▸ **Problem details**: Within the listing below, locate all lines containing the word "TikTok". Copy each one.

▸ **Stored data entries**:
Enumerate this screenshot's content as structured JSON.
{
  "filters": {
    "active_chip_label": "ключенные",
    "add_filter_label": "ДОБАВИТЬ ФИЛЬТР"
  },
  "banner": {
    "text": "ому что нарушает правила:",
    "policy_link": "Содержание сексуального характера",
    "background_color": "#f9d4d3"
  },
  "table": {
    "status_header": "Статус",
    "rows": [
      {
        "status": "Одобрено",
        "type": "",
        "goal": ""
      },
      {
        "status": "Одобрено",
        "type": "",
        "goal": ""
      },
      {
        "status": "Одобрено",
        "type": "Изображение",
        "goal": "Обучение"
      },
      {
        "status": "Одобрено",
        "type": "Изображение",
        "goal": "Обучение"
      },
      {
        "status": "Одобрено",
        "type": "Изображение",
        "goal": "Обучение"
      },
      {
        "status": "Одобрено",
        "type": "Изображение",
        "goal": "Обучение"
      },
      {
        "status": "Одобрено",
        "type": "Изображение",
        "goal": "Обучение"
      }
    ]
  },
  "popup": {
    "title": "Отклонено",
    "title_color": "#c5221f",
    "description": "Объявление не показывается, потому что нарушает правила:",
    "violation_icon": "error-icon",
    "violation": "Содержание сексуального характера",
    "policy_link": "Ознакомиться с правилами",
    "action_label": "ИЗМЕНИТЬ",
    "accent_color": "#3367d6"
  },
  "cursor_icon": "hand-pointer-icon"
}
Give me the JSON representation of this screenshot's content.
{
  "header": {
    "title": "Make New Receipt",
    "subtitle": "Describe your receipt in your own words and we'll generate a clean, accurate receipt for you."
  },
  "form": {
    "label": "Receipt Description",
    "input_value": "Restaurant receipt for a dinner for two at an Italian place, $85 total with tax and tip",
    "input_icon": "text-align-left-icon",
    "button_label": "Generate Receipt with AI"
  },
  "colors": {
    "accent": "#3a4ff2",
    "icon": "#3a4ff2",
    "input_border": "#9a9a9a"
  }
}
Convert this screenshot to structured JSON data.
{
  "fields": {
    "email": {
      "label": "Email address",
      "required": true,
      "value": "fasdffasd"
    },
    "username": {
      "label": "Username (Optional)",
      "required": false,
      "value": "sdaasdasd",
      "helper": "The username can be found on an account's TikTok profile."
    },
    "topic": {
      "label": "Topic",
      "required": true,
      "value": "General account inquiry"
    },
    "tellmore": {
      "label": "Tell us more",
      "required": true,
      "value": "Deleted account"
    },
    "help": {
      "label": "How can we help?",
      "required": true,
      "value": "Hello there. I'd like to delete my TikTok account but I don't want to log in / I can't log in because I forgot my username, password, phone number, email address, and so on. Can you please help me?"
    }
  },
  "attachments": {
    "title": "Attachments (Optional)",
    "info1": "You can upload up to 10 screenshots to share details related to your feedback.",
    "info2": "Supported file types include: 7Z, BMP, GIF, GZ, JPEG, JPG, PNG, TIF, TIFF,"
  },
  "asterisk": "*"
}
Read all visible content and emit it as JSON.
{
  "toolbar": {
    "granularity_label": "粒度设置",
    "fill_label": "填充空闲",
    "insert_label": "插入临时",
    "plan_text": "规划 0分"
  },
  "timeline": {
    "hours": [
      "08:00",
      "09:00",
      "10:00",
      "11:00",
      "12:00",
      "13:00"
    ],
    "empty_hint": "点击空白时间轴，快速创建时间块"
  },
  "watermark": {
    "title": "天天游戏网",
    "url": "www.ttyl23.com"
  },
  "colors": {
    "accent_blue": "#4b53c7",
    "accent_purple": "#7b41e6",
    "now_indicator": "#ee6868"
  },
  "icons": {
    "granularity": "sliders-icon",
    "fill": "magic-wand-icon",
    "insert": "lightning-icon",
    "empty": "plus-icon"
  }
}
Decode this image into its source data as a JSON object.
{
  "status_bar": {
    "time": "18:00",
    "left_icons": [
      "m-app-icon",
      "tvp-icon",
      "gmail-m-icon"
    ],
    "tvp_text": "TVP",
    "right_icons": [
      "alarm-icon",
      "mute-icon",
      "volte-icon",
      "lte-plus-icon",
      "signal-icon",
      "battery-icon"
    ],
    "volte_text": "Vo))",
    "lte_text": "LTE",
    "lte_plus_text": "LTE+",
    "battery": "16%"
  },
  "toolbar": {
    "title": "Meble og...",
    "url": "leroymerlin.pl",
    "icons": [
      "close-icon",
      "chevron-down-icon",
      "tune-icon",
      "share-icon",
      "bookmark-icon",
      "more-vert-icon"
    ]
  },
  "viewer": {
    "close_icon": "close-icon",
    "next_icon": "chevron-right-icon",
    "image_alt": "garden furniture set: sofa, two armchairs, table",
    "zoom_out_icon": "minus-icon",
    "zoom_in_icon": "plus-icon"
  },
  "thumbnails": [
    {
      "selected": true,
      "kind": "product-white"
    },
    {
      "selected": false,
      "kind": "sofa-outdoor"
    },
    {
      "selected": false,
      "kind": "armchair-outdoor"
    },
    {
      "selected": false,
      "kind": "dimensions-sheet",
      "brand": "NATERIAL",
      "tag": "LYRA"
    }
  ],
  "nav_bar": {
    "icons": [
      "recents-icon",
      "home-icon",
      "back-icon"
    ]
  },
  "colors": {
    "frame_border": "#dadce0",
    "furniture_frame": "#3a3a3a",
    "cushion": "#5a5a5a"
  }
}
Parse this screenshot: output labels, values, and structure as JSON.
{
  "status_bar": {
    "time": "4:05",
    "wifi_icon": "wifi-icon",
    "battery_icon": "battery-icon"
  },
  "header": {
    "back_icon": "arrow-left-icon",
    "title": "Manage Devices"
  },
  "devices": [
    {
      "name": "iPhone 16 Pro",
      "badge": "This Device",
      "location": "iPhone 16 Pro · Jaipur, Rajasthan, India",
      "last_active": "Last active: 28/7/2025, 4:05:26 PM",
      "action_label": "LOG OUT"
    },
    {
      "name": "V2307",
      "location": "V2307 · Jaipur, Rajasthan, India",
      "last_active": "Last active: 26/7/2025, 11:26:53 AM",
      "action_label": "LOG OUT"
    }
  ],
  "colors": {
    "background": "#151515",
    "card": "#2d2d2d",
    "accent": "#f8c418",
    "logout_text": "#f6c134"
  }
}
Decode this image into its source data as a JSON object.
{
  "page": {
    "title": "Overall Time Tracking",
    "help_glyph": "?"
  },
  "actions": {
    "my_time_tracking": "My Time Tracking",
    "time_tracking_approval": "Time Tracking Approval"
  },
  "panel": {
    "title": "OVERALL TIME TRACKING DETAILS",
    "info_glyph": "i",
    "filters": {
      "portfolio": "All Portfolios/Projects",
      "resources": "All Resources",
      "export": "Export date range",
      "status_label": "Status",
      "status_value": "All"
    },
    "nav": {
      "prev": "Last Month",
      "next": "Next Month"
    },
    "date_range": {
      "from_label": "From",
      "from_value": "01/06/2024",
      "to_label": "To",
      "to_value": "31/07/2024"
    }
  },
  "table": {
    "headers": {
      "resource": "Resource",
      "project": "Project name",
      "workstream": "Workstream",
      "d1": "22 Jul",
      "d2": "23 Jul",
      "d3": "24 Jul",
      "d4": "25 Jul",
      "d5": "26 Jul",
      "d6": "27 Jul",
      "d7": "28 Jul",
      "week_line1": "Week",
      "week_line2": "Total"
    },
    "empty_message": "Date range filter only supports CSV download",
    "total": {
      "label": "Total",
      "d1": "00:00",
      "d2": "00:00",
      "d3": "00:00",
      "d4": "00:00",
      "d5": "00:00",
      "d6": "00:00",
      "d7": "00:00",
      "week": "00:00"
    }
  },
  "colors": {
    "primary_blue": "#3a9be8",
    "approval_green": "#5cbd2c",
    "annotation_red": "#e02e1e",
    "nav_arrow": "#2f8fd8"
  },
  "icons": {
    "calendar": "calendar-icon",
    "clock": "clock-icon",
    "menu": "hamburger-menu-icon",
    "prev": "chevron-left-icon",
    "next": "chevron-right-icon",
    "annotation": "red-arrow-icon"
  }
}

▸ **Reply to the exercise**:
      "helper": "The username can be found on an account's TikTok profile."
      "value": "Hello there. I'd like to delete my TikTok account but I don't want to log in / I can't log in because I forgot my username, password, phone number, email address, and so on. Can you please help me?"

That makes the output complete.